Selected passage:

^^^^

A multifaceted urgent care stewardship program was associated with substantially lower systemic glucocorticoid prescribing for acute respiratory infections, with mean clinician-level prescribing rates declining from 20.4 to 8.8 prescriptions per 100 stewardship-eligible visits over 14 months, according to findings.
In the quality improvement study, researchers evaluated 14,530 stewardship-eligible visits among 10,808 adult patients seen by 96 clinicians at two urgent care centers within the Northwestern Medicine health system between January 2023 and April 2025. The prestewardship period ran from January 2023 to January 2024, and the intervention period ran from February 2024 to April 2025. The two study sites were selected because they had higher glucocorticoid prescribing rates than other urgent care centers within the health system — well above prior national estimates of approximately 11% for outpatient respiratory infection visits, a rate that has remained largely unchanged since 2007.
The intervention combined clinician education, patient-facing educational materials, standardized after-visit summary language, and emailed peer comparison feedback informed by behavioral science principles. Feedback reports showed clinicians their own prescribing rate over the prior 12 months, the 10% median prescribing rate among all Northwestern Medicine urgent care clinicians, and the 4% prescribing rate among the lowest-prescribing 20% of clinicians.
The acute respiratory infection stewardship measure included adult urgent care visits involving diagnoses such as nonspecific upper respiratory tract infection, sinusitis, pharyngitis, acute bronchitis, influenza, and pneumonia. Visits were excluded when patients had conditions in which glucocorticoids may be clinically appropriate, including asthma, chronic obstructive pulmonary disease, malignant neoplasm, urticaria, systemic vasculitis, systemic lupus, and rheumatoid arthritis.

^^^^

Tasks for this exercise:
a – What median prescribing rate among all Northwestern Medicine urgent care clinicians does the study summary report?
b – Transcribe the study summary starting at "The acute respiratory" and ending at "and rheumatoid arthritis.".

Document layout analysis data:
^^^^

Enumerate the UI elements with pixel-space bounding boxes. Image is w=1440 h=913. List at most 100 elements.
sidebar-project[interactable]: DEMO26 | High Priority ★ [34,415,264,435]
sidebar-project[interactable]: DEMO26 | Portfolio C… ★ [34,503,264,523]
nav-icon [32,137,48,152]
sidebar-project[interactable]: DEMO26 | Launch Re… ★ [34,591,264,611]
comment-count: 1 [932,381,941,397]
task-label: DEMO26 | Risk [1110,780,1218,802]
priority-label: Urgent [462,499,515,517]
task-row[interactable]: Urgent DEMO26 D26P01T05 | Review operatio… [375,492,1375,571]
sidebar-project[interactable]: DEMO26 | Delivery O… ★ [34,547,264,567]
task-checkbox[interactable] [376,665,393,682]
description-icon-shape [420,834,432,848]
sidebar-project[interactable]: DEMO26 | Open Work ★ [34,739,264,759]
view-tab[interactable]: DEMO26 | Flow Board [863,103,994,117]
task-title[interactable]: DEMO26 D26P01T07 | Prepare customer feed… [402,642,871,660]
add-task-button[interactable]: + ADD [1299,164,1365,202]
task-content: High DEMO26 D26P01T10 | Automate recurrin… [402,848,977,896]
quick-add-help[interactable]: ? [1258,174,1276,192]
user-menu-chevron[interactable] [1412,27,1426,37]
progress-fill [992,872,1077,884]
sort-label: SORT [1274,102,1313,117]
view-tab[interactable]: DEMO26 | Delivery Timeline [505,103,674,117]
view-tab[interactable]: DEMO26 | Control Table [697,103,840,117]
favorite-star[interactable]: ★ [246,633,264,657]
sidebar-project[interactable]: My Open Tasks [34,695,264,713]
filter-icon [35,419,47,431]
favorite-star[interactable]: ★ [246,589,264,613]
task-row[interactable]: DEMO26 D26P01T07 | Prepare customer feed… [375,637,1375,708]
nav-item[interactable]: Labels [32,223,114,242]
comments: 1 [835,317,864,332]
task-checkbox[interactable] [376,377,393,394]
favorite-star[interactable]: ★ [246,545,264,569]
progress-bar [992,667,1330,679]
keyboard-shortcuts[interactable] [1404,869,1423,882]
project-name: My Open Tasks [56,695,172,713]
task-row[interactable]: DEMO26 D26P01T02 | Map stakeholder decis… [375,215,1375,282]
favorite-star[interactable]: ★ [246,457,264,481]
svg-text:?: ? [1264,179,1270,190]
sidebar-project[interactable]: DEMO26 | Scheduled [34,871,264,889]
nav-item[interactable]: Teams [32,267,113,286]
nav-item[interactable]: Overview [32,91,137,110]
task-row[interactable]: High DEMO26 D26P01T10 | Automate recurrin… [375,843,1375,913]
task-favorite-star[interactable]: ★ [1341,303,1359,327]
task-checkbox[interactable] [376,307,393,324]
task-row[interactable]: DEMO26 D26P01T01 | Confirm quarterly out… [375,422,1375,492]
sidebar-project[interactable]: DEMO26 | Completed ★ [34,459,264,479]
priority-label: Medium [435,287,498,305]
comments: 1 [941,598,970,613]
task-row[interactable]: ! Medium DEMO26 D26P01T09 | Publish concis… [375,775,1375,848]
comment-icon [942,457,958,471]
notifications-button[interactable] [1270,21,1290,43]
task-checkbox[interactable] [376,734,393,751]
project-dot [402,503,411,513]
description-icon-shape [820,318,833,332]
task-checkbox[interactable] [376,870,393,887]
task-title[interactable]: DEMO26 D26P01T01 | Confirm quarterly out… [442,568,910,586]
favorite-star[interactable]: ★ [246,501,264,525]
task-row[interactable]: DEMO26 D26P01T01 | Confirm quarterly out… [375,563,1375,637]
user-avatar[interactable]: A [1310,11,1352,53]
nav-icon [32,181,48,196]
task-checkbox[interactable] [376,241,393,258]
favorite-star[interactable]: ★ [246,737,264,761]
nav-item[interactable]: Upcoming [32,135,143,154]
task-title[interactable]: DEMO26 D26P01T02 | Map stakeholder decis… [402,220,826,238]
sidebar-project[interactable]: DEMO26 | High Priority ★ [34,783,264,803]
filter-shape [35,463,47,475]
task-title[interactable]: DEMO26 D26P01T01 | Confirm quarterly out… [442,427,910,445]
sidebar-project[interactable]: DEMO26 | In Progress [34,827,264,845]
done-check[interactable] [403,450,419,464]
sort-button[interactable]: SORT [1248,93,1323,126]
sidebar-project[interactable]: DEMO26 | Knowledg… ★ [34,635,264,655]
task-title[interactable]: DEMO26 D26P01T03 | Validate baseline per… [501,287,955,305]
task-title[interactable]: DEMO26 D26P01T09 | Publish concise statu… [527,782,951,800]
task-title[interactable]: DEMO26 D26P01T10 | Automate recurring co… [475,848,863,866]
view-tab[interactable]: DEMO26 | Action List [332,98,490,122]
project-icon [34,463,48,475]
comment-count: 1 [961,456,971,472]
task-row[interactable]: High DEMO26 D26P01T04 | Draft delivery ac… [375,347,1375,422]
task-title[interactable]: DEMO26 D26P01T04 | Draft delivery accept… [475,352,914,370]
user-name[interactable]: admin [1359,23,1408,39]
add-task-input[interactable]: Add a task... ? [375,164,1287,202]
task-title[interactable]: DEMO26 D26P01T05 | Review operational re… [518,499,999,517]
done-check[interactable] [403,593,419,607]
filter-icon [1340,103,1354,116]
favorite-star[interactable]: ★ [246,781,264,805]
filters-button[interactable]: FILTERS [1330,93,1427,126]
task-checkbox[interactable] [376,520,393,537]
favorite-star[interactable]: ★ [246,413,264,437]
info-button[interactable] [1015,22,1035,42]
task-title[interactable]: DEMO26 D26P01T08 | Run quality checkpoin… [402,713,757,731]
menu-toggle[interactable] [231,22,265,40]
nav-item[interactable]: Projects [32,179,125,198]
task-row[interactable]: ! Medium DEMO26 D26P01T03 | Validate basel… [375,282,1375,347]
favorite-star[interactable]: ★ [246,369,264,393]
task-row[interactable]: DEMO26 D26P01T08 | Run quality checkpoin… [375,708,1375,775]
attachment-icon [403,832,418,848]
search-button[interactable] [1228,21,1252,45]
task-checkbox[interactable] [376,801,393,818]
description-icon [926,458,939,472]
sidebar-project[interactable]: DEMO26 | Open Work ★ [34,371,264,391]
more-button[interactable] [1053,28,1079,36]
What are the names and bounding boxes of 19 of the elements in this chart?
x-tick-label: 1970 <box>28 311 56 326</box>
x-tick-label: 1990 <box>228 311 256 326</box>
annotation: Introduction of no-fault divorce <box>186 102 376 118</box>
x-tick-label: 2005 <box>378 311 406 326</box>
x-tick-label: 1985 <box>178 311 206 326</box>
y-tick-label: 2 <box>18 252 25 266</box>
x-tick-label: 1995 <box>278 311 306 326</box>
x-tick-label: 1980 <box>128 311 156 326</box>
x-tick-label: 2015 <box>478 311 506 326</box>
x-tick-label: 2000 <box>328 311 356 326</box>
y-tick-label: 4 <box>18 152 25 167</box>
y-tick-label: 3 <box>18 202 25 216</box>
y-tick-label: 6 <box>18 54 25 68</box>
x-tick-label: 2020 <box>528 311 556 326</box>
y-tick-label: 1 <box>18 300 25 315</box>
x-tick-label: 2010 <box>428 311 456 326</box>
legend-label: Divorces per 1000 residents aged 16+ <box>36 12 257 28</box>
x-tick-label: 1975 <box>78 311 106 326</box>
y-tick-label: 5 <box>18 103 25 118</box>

^^^^

Answers for each item:
a – 10%

b –
The acute respiratory infection stewardship measure included adult urgent care visits involving diagnoses such as nonspecific upper respiratory tract infection, sinusitis, pharyngitis, acute bronchitis, influenza, and pneumonia. Visits were excluded when patients had conditions in which glucocorticoids may be clinically appropriate, including asthma, chronic obstructive pulmonary disease, malignant neoplasm, urticaria, systemic vasculitis, systemic lupus, and rheumatoid arthritis.